# [Your task]
Look for the word "consideration" in the entries below, then copy every line that has it.

# [Supplied material]
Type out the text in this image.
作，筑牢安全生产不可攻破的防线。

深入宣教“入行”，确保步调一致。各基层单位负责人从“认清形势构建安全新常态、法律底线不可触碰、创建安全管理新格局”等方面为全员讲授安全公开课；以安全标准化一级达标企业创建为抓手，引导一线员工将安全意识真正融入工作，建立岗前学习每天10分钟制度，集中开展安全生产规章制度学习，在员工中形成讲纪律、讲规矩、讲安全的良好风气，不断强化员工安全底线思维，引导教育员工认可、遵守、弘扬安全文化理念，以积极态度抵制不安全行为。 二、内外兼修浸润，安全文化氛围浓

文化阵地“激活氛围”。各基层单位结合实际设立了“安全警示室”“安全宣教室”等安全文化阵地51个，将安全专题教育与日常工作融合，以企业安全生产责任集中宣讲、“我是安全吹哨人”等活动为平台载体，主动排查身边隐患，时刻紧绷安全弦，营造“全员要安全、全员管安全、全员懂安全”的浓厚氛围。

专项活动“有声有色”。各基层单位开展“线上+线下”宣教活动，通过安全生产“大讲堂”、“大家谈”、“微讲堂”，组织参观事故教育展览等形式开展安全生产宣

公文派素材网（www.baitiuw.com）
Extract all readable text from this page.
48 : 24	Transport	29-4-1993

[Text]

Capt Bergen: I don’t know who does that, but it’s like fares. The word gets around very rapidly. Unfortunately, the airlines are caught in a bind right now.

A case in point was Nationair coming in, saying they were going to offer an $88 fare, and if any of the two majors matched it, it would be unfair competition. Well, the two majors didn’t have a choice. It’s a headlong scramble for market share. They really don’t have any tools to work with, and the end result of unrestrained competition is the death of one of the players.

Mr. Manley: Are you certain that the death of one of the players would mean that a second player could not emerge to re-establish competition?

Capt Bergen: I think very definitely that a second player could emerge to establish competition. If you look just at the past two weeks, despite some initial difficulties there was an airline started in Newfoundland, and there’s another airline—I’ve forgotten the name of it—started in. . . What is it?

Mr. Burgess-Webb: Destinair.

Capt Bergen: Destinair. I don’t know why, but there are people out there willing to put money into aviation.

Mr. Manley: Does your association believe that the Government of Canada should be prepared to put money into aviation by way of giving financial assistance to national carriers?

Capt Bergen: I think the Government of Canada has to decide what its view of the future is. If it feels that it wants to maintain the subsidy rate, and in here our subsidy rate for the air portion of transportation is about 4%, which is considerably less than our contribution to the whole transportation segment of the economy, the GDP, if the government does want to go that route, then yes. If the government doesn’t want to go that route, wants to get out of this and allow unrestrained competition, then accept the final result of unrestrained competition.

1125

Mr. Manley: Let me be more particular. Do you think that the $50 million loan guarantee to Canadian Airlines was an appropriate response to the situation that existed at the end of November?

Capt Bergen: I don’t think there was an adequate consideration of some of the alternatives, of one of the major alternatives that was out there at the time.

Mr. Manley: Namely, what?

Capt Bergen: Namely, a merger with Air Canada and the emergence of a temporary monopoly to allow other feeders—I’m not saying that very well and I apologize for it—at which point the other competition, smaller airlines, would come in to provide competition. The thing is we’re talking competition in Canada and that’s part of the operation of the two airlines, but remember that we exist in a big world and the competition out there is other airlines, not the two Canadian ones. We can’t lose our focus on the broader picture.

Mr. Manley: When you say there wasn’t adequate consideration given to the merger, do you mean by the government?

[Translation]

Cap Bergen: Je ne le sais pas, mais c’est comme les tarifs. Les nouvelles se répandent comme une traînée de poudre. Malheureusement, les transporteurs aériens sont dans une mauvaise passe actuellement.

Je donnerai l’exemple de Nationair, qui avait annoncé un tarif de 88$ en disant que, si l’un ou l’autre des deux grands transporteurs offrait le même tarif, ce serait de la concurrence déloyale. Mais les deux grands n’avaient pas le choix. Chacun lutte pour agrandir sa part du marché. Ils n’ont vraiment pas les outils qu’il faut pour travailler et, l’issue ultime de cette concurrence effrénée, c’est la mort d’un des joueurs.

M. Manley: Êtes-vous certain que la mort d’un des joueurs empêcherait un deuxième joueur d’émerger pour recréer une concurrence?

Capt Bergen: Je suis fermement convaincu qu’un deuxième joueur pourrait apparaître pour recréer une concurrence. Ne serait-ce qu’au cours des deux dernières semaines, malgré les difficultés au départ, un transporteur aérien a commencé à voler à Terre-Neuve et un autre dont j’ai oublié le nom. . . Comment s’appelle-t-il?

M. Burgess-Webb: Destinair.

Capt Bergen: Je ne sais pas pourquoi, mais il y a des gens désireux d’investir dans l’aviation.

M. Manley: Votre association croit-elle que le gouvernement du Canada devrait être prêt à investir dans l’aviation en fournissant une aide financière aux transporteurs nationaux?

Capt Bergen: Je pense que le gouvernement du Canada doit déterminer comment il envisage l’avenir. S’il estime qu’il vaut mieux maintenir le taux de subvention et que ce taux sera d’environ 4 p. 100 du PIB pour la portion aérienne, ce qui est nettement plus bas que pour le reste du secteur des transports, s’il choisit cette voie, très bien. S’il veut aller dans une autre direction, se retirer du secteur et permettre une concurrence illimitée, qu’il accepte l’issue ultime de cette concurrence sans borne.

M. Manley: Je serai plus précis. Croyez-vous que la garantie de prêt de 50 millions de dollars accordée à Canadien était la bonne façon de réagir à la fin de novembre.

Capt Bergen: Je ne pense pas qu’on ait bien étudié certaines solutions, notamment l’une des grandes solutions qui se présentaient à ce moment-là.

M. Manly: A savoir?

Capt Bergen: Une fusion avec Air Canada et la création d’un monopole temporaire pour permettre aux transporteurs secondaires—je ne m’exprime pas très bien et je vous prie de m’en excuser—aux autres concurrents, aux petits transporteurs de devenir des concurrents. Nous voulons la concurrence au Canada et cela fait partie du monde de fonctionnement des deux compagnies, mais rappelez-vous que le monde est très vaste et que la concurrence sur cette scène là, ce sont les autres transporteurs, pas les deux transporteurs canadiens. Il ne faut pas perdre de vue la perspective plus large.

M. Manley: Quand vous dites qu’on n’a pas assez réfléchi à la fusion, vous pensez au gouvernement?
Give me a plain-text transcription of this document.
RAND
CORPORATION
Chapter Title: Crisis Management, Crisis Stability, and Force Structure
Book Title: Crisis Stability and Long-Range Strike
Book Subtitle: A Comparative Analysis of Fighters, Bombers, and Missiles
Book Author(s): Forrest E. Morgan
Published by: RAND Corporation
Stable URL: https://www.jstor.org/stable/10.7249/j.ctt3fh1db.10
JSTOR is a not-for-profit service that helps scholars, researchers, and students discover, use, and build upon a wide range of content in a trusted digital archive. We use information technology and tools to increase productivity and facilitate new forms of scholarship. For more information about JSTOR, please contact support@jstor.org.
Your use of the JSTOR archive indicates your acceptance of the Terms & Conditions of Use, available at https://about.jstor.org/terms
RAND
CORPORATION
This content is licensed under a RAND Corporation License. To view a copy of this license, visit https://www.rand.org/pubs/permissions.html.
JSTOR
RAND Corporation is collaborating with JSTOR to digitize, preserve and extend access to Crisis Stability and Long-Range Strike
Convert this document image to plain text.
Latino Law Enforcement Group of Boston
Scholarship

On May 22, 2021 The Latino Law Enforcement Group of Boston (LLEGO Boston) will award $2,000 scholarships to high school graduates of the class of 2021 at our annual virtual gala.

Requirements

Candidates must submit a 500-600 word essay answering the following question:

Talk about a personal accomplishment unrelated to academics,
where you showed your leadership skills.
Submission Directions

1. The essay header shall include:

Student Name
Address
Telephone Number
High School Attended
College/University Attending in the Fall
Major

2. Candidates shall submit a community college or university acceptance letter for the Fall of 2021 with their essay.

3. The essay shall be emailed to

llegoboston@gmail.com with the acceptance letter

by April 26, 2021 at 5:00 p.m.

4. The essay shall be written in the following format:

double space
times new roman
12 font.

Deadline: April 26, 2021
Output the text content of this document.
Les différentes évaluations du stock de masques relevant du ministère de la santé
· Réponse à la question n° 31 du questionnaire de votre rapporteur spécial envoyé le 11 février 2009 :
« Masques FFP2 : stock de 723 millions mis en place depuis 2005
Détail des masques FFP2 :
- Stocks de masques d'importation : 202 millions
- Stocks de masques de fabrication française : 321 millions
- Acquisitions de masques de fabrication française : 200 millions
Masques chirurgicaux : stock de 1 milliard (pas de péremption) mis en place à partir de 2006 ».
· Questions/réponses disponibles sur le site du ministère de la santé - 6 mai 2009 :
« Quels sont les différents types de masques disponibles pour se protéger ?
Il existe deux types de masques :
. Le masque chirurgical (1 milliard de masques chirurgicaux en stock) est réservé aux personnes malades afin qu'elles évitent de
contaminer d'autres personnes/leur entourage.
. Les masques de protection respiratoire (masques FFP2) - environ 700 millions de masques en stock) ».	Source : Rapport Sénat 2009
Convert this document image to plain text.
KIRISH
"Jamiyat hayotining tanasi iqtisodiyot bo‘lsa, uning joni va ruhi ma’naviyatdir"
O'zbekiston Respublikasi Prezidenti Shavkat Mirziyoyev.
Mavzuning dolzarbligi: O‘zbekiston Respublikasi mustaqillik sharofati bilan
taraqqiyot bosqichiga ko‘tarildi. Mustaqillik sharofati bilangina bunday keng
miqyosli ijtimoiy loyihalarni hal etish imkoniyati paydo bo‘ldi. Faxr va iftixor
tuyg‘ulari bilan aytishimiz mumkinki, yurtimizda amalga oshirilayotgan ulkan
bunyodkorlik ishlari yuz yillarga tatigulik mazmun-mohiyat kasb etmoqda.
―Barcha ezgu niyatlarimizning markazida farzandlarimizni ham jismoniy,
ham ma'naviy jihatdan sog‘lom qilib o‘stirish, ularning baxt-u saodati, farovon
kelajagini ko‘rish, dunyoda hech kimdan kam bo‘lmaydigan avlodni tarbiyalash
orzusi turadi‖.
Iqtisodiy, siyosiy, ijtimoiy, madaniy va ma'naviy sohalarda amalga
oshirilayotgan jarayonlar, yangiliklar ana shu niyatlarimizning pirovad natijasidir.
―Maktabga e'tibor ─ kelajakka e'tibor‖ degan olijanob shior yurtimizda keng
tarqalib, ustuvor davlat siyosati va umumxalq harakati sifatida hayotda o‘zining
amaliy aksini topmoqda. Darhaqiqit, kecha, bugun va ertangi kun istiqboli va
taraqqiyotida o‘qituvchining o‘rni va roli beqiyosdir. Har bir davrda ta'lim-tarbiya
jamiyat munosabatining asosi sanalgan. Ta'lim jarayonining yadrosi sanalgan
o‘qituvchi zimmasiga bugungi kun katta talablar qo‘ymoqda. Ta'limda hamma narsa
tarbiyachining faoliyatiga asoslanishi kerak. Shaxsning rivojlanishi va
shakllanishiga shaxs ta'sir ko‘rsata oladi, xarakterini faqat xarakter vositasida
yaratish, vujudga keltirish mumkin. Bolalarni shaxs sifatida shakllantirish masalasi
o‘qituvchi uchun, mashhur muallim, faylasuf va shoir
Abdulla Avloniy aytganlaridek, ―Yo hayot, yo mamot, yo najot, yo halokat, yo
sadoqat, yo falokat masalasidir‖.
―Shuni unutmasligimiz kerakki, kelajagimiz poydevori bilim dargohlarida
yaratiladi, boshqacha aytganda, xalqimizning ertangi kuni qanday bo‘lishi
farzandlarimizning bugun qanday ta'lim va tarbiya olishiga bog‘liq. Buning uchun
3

# [Written solution]
Capt Bergen: I don’t think there was an adequate consideration of some of the alternatives, of one of the major alternatives that was out there at the time.
Mr. Manley: When you say there wasn’t adequate consideration given to the merger, do you mean by the government?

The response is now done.